**TASK DESCRIPTION**.
Take the entries below and print all of them exactly, please.

___ TASK MATERIAL ___

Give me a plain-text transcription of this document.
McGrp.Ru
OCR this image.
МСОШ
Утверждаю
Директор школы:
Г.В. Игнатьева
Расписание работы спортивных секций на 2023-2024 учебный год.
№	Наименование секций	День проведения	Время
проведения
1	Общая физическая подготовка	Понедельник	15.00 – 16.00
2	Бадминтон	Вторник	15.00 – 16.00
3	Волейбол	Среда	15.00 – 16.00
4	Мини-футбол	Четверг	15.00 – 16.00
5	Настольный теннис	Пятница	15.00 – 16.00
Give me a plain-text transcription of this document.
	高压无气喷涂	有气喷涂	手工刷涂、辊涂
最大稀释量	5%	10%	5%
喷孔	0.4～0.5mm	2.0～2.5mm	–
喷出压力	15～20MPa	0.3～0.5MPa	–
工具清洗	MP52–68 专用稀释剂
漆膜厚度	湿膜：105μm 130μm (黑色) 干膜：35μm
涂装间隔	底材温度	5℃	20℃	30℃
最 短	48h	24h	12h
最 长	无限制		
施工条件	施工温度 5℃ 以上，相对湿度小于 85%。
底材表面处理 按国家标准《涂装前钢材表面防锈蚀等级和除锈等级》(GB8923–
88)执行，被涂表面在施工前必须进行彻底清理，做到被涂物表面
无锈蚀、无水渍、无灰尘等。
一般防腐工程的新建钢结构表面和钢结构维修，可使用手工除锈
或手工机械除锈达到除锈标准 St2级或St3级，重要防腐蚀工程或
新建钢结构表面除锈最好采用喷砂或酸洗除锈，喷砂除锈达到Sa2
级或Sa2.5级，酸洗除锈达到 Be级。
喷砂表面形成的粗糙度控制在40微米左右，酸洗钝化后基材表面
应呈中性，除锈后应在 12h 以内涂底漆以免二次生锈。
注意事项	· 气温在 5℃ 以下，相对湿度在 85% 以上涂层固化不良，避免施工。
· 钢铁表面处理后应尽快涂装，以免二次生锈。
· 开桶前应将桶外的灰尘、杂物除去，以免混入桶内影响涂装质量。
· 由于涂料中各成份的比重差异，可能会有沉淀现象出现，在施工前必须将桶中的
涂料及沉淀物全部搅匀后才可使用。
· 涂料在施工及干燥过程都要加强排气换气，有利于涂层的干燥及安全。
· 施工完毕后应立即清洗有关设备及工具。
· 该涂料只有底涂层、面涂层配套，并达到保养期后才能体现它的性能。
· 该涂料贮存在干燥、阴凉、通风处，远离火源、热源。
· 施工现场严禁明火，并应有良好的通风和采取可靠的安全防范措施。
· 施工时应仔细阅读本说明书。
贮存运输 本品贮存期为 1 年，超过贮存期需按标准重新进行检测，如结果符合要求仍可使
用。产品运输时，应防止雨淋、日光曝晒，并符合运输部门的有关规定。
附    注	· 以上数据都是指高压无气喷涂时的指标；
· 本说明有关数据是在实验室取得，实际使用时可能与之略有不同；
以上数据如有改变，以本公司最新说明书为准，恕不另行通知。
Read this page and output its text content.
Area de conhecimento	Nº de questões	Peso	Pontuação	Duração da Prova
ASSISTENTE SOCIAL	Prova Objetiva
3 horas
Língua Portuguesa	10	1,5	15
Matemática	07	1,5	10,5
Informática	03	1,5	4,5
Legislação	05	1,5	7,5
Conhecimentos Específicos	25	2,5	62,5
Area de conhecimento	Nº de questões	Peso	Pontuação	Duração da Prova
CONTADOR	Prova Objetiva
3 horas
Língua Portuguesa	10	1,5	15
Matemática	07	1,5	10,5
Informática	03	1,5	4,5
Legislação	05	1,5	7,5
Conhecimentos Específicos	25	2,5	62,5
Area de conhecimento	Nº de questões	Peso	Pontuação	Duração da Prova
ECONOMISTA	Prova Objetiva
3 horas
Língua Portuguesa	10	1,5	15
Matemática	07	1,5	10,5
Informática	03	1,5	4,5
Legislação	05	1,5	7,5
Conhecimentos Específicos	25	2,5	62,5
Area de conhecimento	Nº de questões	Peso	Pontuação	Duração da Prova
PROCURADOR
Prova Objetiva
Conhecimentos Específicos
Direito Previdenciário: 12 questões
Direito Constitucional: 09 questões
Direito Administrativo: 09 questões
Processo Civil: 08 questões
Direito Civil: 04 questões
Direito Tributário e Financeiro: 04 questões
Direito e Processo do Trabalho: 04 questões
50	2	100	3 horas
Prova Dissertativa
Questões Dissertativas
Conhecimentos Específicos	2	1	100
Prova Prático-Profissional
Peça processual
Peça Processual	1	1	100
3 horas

___

**EXERCISE SOLUTION**.
Give me a plain-text transcription of this document.
McGrp.Ru
OCR this image.
МСОШ
Утверждаю
Директор школы:
Г.В. Игнатьева
Расписание работы спортивных секций на 2023-2024 учебный год.
№	Наименование секций	День проведения	Время
проведения
1	Общая физическая подготовка	Понедельник	15.00 – 16.00
2	Бадминтон	Вторник	15.00 – 16.00
3	Волейбол	Среда	15.00 – 16.00
4	Мини-футбол	Четверг	15.00 – 16.00
5	Настольный теннис	Пятница	15.00 – 16.00
Give me a plain-text transcription of this document.
	高压无气喷涂	有气喷涂	手工刷涂、辊涂
最大稀释量	5%	10%	5%
喷孔	0.4～0.5mm	2.0～2.5mm	–
喷出压力	15～20MPa	0.3～0.5MPa	–
工具清洗	MP52–68 专用稀释剂
漆膜厚度	湿膜：105μm 130μm (黑色) 干膜：35μm
涂装间隔	底材温度	5℃	20℃	30℃
最 短	48h	24h	12h
最 长	无限制		
施工条件	施工温度 5℃ 以上，相对湿度小于 85%。
底材表面处理 按国家标准《涂装前钢材表面防锈蚀等级和除锈等级》(GB8923–
88)执行，被涂表面在施工前必须进行彻底清理，做到被涂物表面
无锈蚀、无水渍、无灰尘等。
一般防腐工程的新建钢结构表面和钢结构维修，可使用手工除锈
或手工机械除锈达到除锈标准 St2级或St3级，重要防腐蚀工程或
新建钢结构表面除锈最好采用喷砂或酸洗除锈，喷砂除锈达到Sa2
级或Sa2.5级，酸洗除锈达到 Be级。
喷砂表面形成的粗糙度控制在40微米左右，酸洗钝化后基材表面
应呈中性，除锈后应在 12h 以内涂底漆以免二次生锈。
注意事项	· 气温在 5℃ 以下，相对湿度在 85% 以上涂层固化不良，避免施工。
· 钢铁表面处理后应尽快涂装，以免二次生锈。
· 开桶前应将桶外的灰尘、杂物除去，以免混入桶内影响涂装质量。
· 由于涂料中各成份的比重差异，可能会有沉淀现象出现，在施工前必须将桶中的
涂料及沉淀物全部搅匀后才可使用。
· 涂料在施工及干燥过程都要加强排气换气，有利于涂层的干燥及安全。
· 施工完毕后应立即清洗有关设备及工具。
· 该涂料只有底涂层、面涂层配套，并达到保养期后才能体现它的性能。
· 该涂料贮存在干燥、阴凉、通风处，远离火源、热源。
· 施工现场严禁明火，并应有良好的通风和采取可靠的安全防范措施。
· 施工时应仔细阅读本说明书。
贮存运输 本品贮存期为 1 年，超过贮存期需按标准重新进行检测，如结果符合要求仍可使
用。产品运输时，应防止雨淋、日光曝晒，并符合运输部门的有关规定。
附    注	· 以上数据都是指高压无气喷涂时的指标；
· 本说明有关数据是在实验室取得，实际使用时可能与之略有不同；
以上数据如有改变，以本公司最新说明书为准，恕不另行通知。
Read this page and output its text content.
Area de conhecimento	Nº de questões	Peso	Pontuação	Duração da Prova
ASSISTENTE SOCIAL	Prova Objetiva
3 horas
Língua Portuguesa	10	1,5	15
Matemática	07	1,5	10,5
Informática	03	1,5	4,5
Legislação	05	1,5	7,5
Conhecimentos Específicos	25	2,5	62,5
Area de conhecimento	Nº de questões	Peso	Pontuação	Duração da Prova
CONTADOR	Prova Objetiva
3 horas
Língua Portuguesa	10	1,5	15
Matemática	07	1,5	10,5
Informática	03	1,5	4,5
Legislação	05	1,5	7,5
Conhecimentos Específicos	25	2,5	62,5
Area de conhecimento	Nº de questões	Peso	Pontuação	Duração da Prova
ECONOMISTA	Prova Objetiva
3 horas
Língua Portuguesa	10	1,5	15
Matemática	07	1,5	10,5
Informática	03	1,5	4,5
Legislação	05	1,5	7,5
Conhecimentos Específicos	25	2,5	62,5
Area de conhecimento	Nº de questões	Peso	Pontuação	Duração da Prova
PROCURADOR
Prova Objetiva
Conhecimentos Específicos
Direito Previdenciário: 12 questões
Direito Constitucional: 09 questões
Direito Administrativo: 09 questões
Processo Civil: 08 questões
Direito Civil: 04 questões
Direito Tributário e Financeiro: 04 questões
Direito e Processo do Trabalho: 04 questões
50	2	100	3 horas
Prova Dissertativa
Questões Dissertativas
Conhecimentos Específicos	2	1	100
Prova Prático-Profissional
Peça processual
Peça Processual	1	1	100
3 horas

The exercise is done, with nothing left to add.